■ **DATA PROVIDED**:
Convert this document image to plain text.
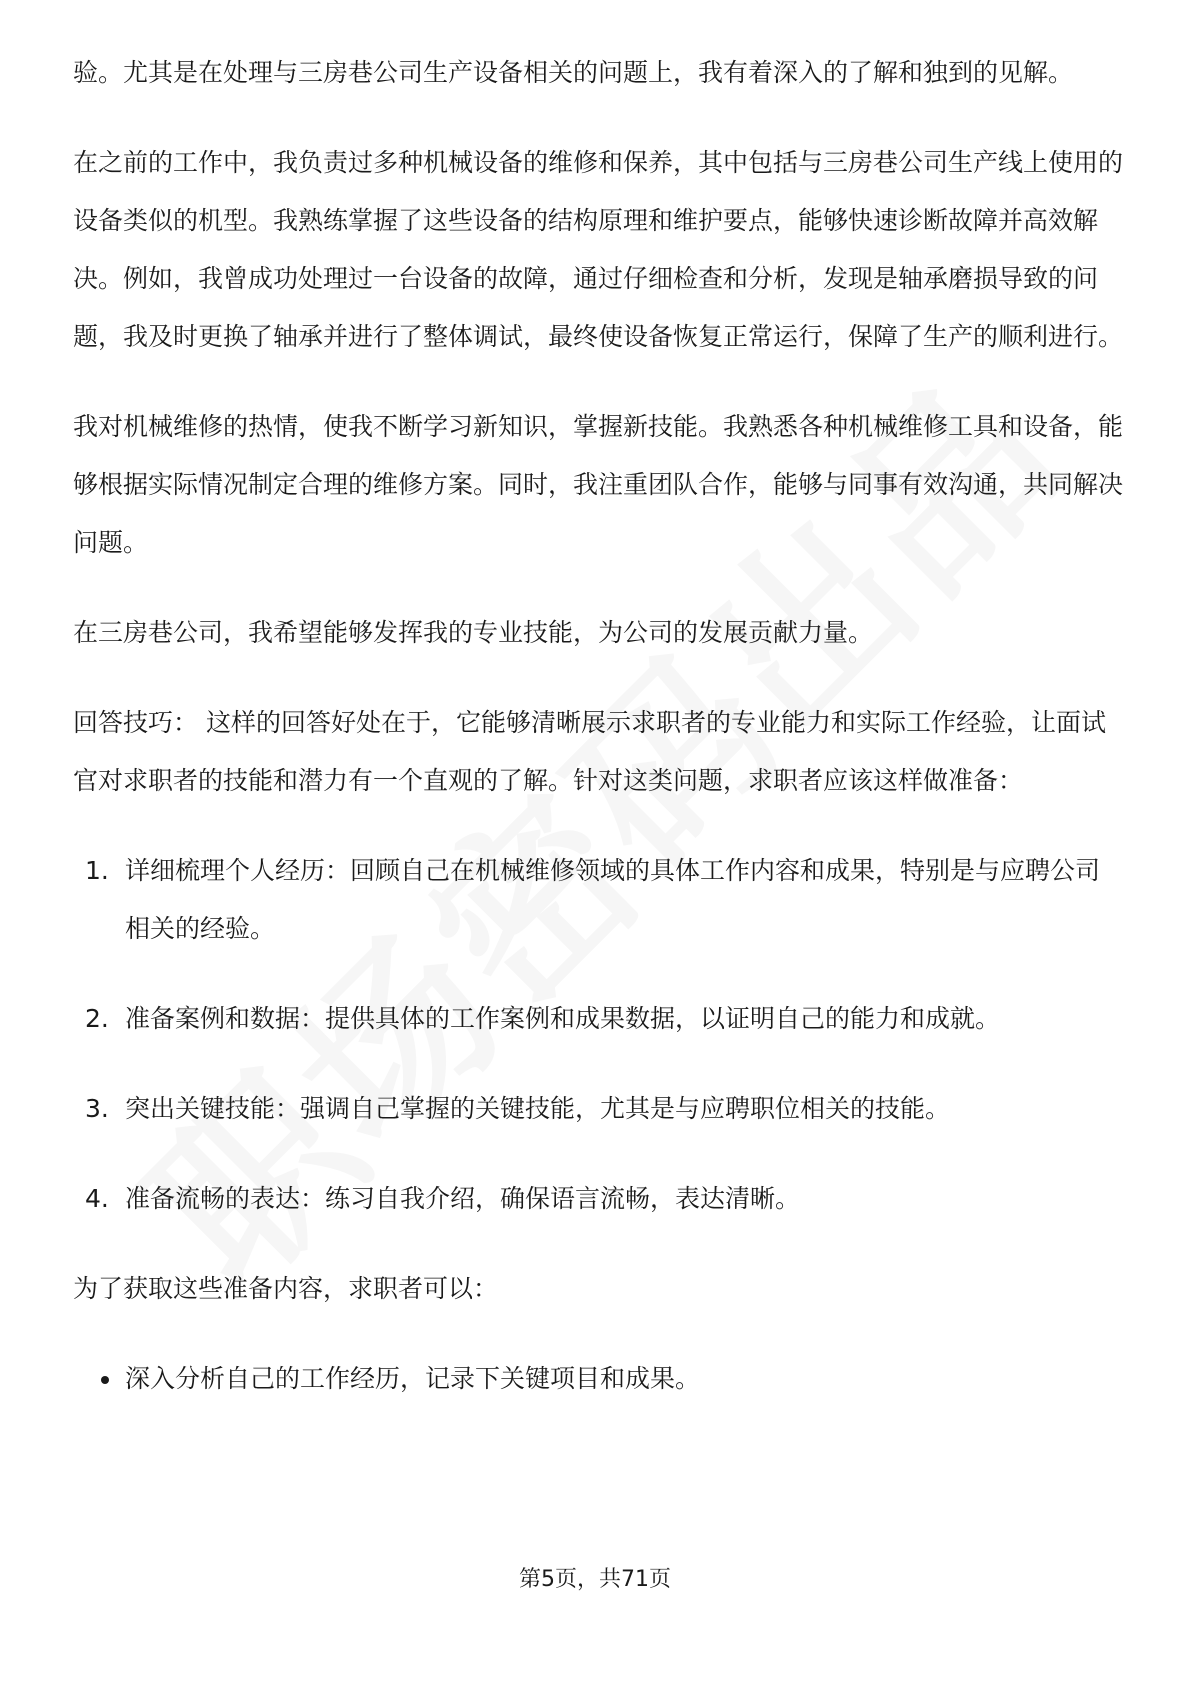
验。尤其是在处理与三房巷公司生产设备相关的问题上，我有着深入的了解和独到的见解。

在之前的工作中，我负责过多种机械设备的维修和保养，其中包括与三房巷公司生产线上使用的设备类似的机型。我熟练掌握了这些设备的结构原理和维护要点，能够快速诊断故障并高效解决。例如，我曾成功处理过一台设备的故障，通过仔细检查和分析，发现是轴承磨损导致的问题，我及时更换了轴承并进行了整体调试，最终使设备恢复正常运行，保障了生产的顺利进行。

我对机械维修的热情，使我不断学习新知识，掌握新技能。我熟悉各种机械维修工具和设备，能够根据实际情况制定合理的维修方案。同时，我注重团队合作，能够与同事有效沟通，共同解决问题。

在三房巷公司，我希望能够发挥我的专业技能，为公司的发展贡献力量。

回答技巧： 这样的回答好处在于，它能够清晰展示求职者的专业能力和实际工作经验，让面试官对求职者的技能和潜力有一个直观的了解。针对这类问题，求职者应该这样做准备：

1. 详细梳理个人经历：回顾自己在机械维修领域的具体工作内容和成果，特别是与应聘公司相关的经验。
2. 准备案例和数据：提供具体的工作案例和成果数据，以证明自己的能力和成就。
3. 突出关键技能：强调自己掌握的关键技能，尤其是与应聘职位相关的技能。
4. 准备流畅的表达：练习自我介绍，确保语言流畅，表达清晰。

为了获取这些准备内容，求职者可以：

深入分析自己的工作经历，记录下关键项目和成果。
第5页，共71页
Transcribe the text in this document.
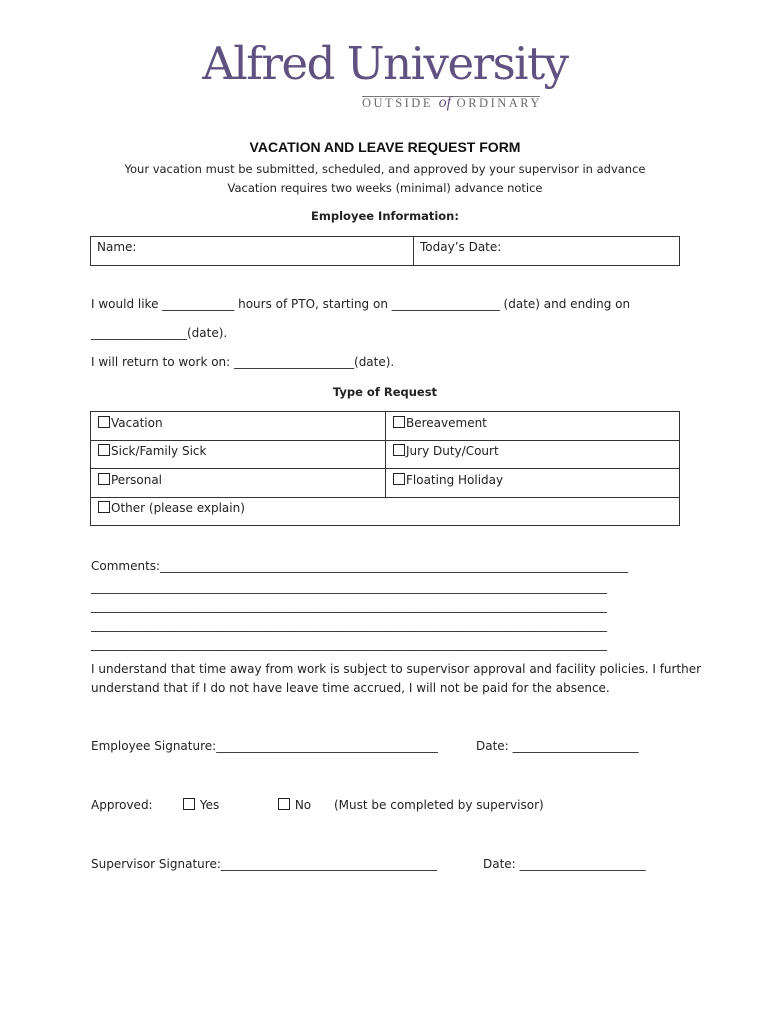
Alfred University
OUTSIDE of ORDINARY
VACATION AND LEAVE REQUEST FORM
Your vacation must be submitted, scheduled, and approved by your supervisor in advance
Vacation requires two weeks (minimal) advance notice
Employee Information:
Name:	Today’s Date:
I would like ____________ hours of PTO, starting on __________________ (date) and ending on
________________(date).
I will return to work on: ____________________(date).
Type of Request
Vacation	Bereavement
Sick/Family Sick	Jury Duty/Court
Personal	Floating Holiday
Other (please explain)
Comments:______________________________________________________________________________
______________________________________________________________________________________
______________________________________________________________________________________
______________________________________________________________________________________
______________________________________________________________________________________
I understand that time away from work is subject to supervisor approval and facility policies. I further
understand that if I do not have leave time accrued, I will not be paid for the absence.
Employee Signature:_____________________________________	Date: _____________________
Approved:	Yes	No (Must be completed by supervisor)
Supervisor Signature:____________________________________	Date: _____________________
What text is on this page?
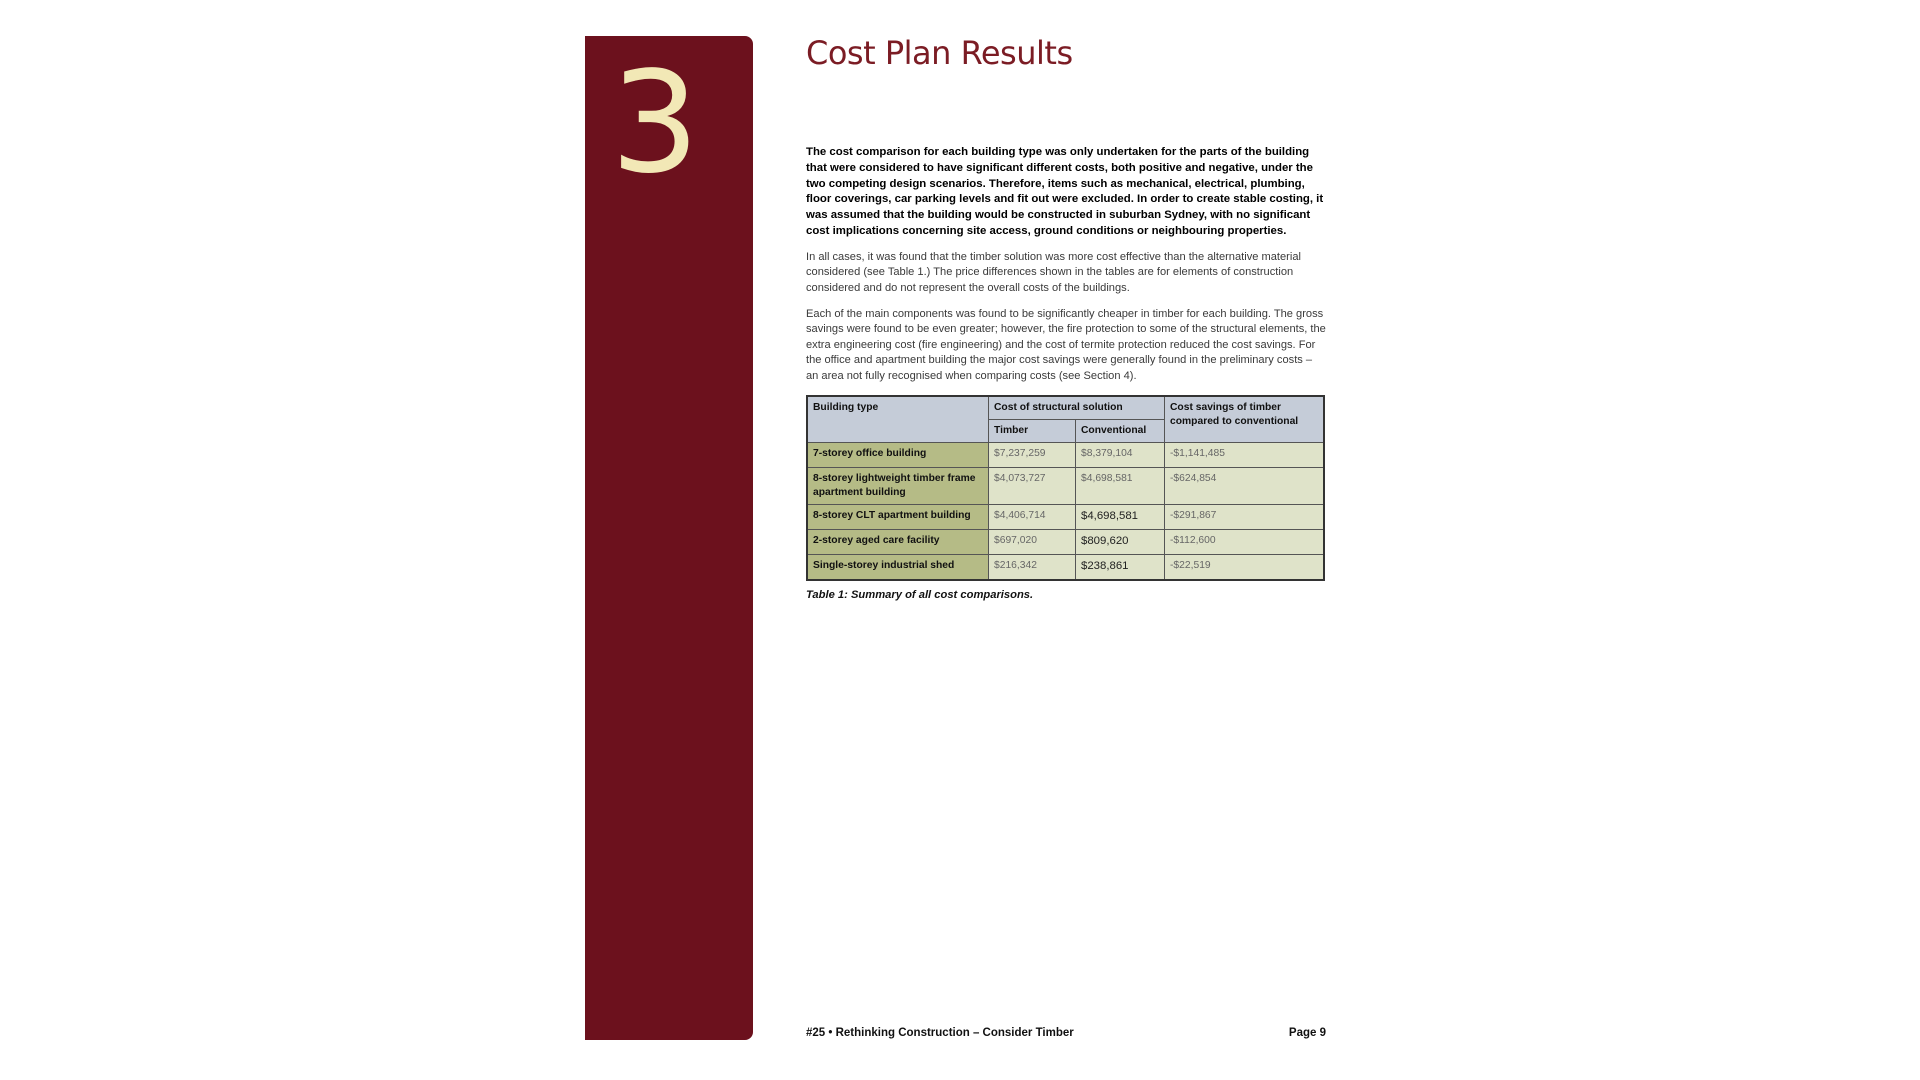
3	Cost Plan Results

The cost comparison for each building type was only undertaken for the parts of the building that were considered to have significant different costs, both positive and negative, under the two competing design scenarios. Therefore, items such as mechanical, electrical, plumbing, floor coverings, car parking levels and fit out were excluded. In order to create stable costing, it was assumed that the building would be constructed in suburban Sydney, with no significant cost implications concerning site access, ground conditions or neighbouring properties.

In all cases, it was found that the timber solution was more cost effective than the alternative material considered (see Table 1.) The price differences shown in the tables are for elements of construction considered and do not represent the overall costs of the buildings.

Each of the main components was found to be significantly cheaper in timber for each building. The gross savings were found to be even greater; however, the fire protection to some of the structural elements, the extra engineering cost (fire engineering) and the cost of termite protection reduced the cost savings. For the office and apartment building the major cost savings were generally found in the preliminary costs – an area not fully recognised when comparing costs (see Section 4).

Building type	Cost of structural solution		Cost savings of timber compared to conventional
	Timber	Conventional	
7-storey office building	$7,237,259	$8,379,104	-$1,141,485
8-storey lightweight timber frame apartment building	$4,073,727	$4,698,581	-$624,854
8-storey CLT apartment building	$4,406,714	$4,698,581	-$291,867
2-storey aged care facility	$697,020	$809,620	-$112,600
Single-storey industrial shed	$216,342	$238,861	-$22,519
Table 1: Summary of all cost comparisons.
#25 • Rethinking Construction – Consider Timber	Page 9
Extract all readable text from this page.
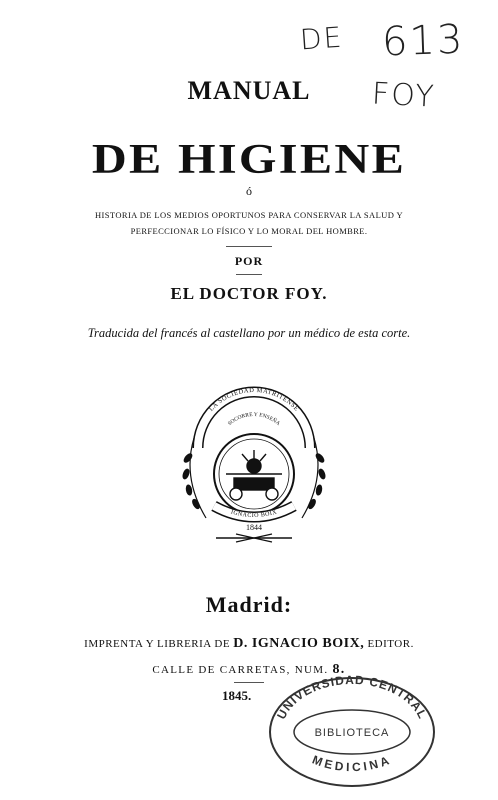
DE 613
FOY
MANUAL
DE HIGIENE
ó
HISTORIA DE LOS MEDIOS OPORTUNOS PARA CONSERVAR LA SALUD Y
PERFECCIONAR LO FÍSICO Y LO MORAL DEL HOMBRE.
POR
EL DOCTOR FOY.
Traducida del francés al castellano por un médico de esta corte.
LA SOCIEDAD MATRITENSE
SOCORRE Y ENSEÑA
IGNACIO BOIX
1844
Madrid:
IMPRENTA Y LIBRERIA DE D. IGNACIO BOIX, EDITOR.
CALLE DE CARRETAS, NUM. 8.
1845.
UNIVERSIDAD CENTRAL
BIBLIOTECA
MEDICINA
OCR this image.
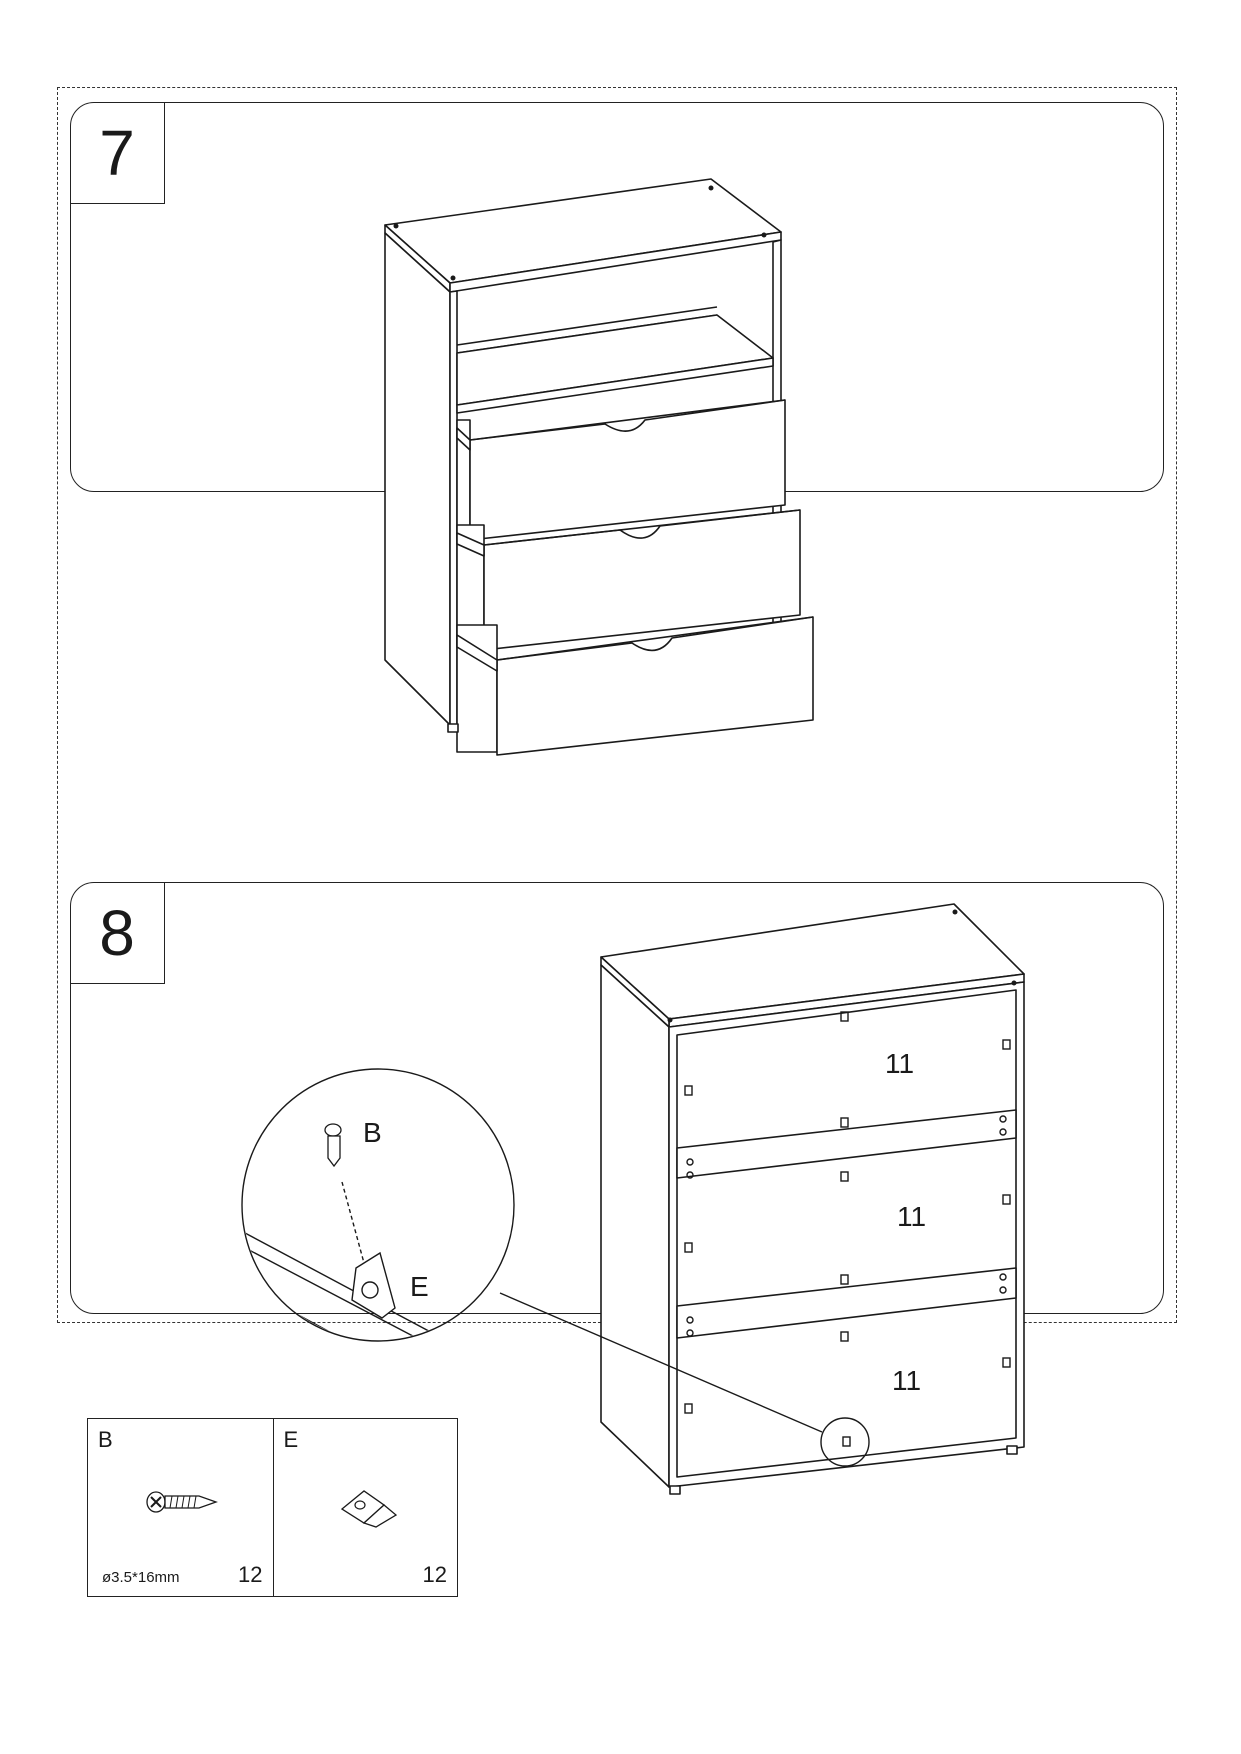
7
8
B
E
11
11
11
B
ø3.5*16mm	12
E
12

■ **WRITTEN PROBLEM**:
Print out the lines exactly, skipping any picture.

■ **RESPONSE TO THE EXERCISE**:
Convert this document image to plain text.
验。尤其是在处理与三房巷公司生产设备相关的问题上，我有着深入的了解和独到的见解。

在之前的工作中，我负责过多种机械设备的维修和保养，其中包括与三房巷公司生产线上使用的设备类似的机型。我熟练掌握了这些设备的结构原理和维护要点，能够快速诊断故障并高效解决。例如，我曾成功处理过一台设备的故障，通过仔细检查和分析，发现是轴承磨损导致的问题，我及时更换了轴承并进行了整体调试，最终使设备恢复正常运行，保障了生产的顺利进行。

我对机械维修的热情，使我不断学习新知识，掌握新技能。我熟悉各种机械维修工具和设备，能够根据实际情况制定合理的维修方案。同时，我注重团队合作，能够与同事有效沟通，共同解决问题。

在三房巷公司，我希望能够发挥我的专业技能，为公司的发展贡献力量。

回答技巧： 这样的回答好处在于，它能够清晰展示求职者的专业能力和实际工作经验，让面试官对求职者的技能和潜力有一个直观的了解。针对这类问题，求职者应该这样做准备：

1. 详细梳理个人经历：回顾自己在机械维修领域的具体工作内容和成果，特别是与应聘公司相关的经验。
2. 准备案例和数据：提供具体的工作案例和成果数据，以证明自己的能力和成就。
3. 突出关键技能：强调自己掌握的关键技能，尤其是与应聘职位相关的技能。
4. 准备流畅的表达：练习自我介绍，确保语言流畅，表达清晰。

为了获取这些准备内容，求职者可以：

深入分析自己的工作经历，记录下关键项目和成果。
第5页，共71页
Transcribe the text in this document.
Alfred University
OUTSIDE of ORDINARY
VACATION AND LEAVE REQUEST FORM
Your vacation must be submitted, scheduled, and approved by your supervisor in advance
Vacation requires two weeks (minimal) advance notice
Employee Information:
Name:	Today’s Date:
I would like ____________ hours of PTO, starting on __________________ (date) and ending on
________________(date).
I will return to work on: ____________________(date).
Type of Request
Vacation	Bereavement
Sick/Family Sick	Jury Duty/Court
Personal	Floating Holiday
Other (please explain)
Comments:______________________________________________________________________________
______________________________________________________________________________________
______________________________________________________________________________________
______________________________________________________________________________________
______________________________________________________________________________________
I understand that time away from work is subject to supervisor approval and facility policies. I further
understand that if I do not have leave time accrued, I will not be paid for the absence.
Employee Signature:_____________________________________	Date: _____________________
Approved:	Yes	No (Must be completed by supervisor)
Supervisor Signature:____________________________________	Date: _____________________
What text is on this page?
3	Cost Plan Results

The cost comparison for each building type was only undertaken for the parts of the building that were considered to have significant different costs, both positive and negative, under the two competing design scenarios. Therefore, items such as mechanical, electrical, plumbing, floor coverings, car parking levels and fit out were excluded. In order to create stable costing, it was assumed that the building would be constructed in suburban Sydney, with no significant cost implications concerning site access, ground conditions or neighbouring properties.

In all cases, it was found that the timber solution was more cost effective than the alternative material considered (see Table 1.) The price differences shown in the tables are for elements of construction considered and do not represent the overall costs of the buildings.

Each of the main components was found to be significantly cheaper in timber for each building. The gross savings were found to be even greater; however, the fire protection to some of the structural elements, the extra engineering cost (fire engineering) and the cost of termite protection reduced the cost savings. For the office and apartment building the major cost savings were generally found in the preliminary costs – an area not fully recognised when comparing costs (see Section 4).

Building type	Cost of structural solution		Cost savings of timber compared to conventional
	Timber	Conventional	
7-storey office building	$7,237,259	$8,379,104	-$1,141,485
8-storey lightweight timber frame apartment building	$4,073,727	$4,698,581	-$624,854
8-storey CLT apartment building	$4,406,714	$4,698,581	-$291,867
2-storey aged care facility	$697,020	$809,620	-$112,600
Single-storey industrial shed	$216,342	$238,861	-$22,519
Table 1: Summary of all cost comparisons.
#25 • Rethinking Construction – Consider Timber	Page 9
Extract all readable text from this page.
DE 613
FOY
MANUAL
DE HIGIENE
ó
HISTORIA DE LOS MEDIOS OPORTUNOS PARA CONSERVAR LA SALUD Y
PERFECCIONAR LO FÍSICO Y LO MORAL DEL HOMBRE.
POR
EL DOCTOR FOY.
Traducida del francés al castellano por un médico de esta corte.
LA SOCIEDAD MATRITENSE
SOCORRE Y ENSEÑA
IGNACIO BOIX
1844
Madrid:
IMPRENTA Y LIBRERIA DE D. IGNACIO BOIX, EDITOR.
CALLE DE CARRETAS, NUM. 8.
1845.
UNIVERSIDAD CENTRAL
BIBLIOTECA
MEDICINA
OCR this image.
7
8
B
E
11
11
11
B
ø3.5*16mm	12
E
12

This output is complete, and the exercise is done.